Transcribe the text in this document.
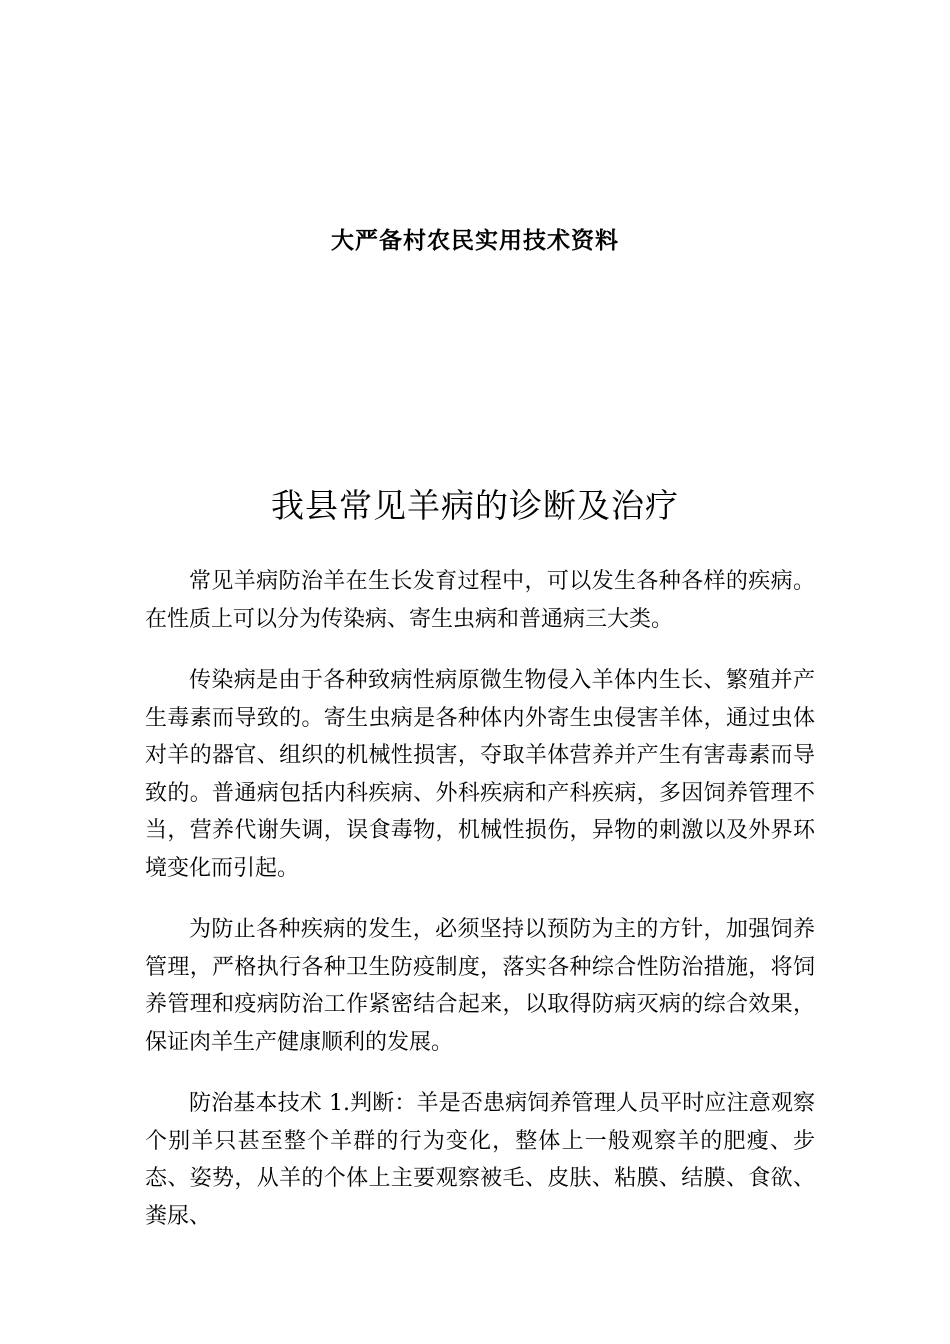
大严备村农民实用技术资料
我县常见羊病的诊断及治疗

常见羊病防治羊在生长发育过程中，可以发生各种各样的疾病。在性质上可以分为传染病、寄生虫病和普通病三大类。

传染病是由于各种致病性病原微生物侵入羊体内生长、繁殖并产生毒素而导致的。寄生虫病是各种体内外寄生虫侵害羊体，通过虫体对羊的器官、组织的机械性损害，夺取羊体营养并产生有害毒素而导致的。普通病包括内科疾病、外科疾病和产科疾病，多因饲养管理不当，营养代谢失调，误食毒物，机械性损伤，异物的刺激以及外界环境变化而引起。

为防止各种疾病的发生，必须坚持以预防为主的方针，加强饲养管理，严格执行各种卫生防疫制度，落实各种综合性防治措施，将饲养管理和疫病防治工作紧密结合起来，以取得防病灭病的综合效果，保证肉羊生产健康顺利的发展。

防治基本技术 1.判断：羊是否患病饲养管理人员平时应注意观察个别羊只甚至整个羊群的行为变化，整体上一般观察羊的肥瘦、步态、姿势，从羊的个体上主要观察被毛、皮肤、粘膜、结膜、食欲、粪尿、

+++

◆ **What is required**
Give an exact reproduction of every line, leaving out any picture.

◆ **Solution to this task**
Transcribe the text in this document.
大严备村农民实用技术资料
我县常见羊病的诊断及治疗

常见羊病防治羊在生长发育过程中，可以发生各种各样的疾病。在性质上可以分为传染病、寄生虫病和普通病三大类。

传染病是由于各种致病性病原微生物侵入羊体内生长、繁殖并产生毒素而导致的。寄生虫病是各种体内外寄生虫侵害羊体，通过虫体对羊的器官、组织的机械性损害，夺取羊体营养并产生有害毒素而导致的。普通病包括内科疾病、外科疾病和产科疾病，多因饲养管理不当，营养代谢失调，误食毒物，机械性损伤，异物的刺激以及外界环境变化而引起。

为防止各种疾病的发生，必须坚持以预防为主的方针，加强饲养管理，严格执行各种卫生防疫制度，落实各种综合性防治措施，将饲养管理和疫病防治工作紧密结合起来，以取得防病灭病的综合效果，保证肉羊生产健康顺利的发展。

防治基本技术 1.判断：羊是否患病饲养管理人员平时应注意观察个别羊只甚至整个羊群的行为变化，整体上一般观察羊的肥瘦、步态、姿势，从羊的个体上主要观察被毛、皮肤、粘膜、结膜、食欲、粪尿、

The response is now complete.